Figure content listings

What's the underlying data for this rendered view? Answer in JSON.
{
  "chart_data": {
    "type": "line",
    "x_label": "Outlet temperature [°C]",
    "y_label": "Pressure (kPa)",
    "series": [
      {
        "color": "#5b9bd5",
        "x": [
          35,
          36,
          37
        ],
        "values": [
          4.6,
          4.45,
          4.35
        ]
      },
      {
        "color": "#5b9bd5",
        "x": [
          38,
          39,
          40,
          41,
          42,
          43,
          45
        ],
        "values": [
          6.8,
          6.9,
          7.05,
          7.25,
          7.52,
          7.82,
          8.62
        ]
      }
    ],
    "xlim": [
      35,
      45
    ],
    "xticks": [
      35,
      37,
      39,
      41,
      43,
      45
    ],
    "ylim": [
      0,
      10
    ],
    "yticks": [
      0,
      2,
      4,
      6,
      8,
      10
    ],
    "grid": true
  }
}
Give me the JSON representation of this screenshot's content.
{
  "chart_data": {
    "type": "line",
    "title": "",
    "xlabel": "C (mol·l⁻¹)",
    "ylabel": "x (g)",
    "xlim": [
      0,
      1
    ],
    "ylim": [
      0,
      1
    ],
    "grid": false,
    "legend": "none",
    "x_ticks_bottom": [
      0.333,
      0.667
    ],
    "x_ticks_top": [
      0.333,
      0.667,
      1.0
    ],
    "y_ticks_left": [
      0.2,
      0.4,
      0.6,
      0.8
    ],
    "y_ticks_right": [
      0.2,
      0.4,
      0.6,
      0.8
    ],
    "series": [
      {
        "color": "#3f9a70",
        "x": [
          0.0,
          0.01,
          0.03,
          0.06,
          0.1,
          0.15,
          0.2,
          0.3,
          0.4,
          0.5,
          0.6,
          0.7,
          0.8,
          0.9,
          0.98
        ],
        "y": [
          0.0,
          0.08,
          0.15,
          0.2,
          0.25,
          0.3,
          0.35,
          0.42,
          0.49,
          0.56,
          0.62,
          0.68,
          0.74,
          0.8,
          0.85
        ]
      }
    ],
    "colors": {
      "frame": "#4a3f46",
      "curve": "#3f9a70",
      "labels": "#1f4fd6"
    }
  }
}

Short task
Repeat every entry word for word.

Correct response
What's the underlying data for this rendered view? Answer in JSON.
{
  "chart_data": {
    "type": "line",
    "x_label": "Outlet temperature [°C]",
    "y_label": "Pressure (kPa)",
    "series": [
      {
        "color": "#5b9bd5",
        "x": [
          35,
          36,
          37
        ],
        "values": [
          4.6,
          4.45,
          4.35
        ]
      },
      {
        "color": "#5b9bd5",
        "x": [
          38,
          39,
          40,
          41,
          42,
          43,
          45
        ],
        "values": [
          6.8,
          6.9,
          7.05,
          7.25,
          7.52,
          7.82,
          8.62
        ]
      }
    ],
    "xlim": [
      35,
      45
    ],
    "xticks": [
      35,
      37,
      39,
      41,
      43,
      45
    ],
    "ylim": [
      0,
      10
    ],
    "yticks": [
      0,
      2,
      4,
      6,
      8,
      10
    ],
    "grid": true
  }
}
Give me the JSON representation of this screenshot's content.
{
  "chart_data": {
    "type": "line",
    "title": "",
    "xlabel": "C (mol·l⁻¹)",
    "ylabel": "x (g)",
    "xlim": [
      0,
      1
    ],
    "ylim": [
      0,
      1
    ],
    "grid": false,
    "legend": "none",
    "x_ticks_bottom": [
      0.333,
      0.667
    ],
    "x_ticks_top": [
      0.333,
      0.667,
      1.0
    ],
    "y_ticks_left": [
      0.2,
      0.4,
      0.6,
      0.8
    ],
    "y_ticks_right": [
      0.2,
      0.4,
      0.6,
      0.8
    ],
    "series": [
      {
        "color": "#3f9a70",
        "x": [
          0.0,
          0.01,
          0.03,
          0.06,
          0.1,
          0.15,
          0.2,
          0.3,
          0.4,
          0.5,
          0.6,
          0.7,
          0.8,
          0.9,
          0.98
        ],
        "y": [
          0.0,
          0.08,
          0.15,
          0.2,
          0.25,
          0.3,
          0.35,
          0.42,
          0.49,
          0.56,
          0.62,
          0.68,
          0.74,
          0.8,
          0.85
        ]
      }
    ],
    "colors": {
      "frame": "#4a3f46",
      "curve": "#3f9a70",
      "labels": "#1f4fd6"
    }
  }
}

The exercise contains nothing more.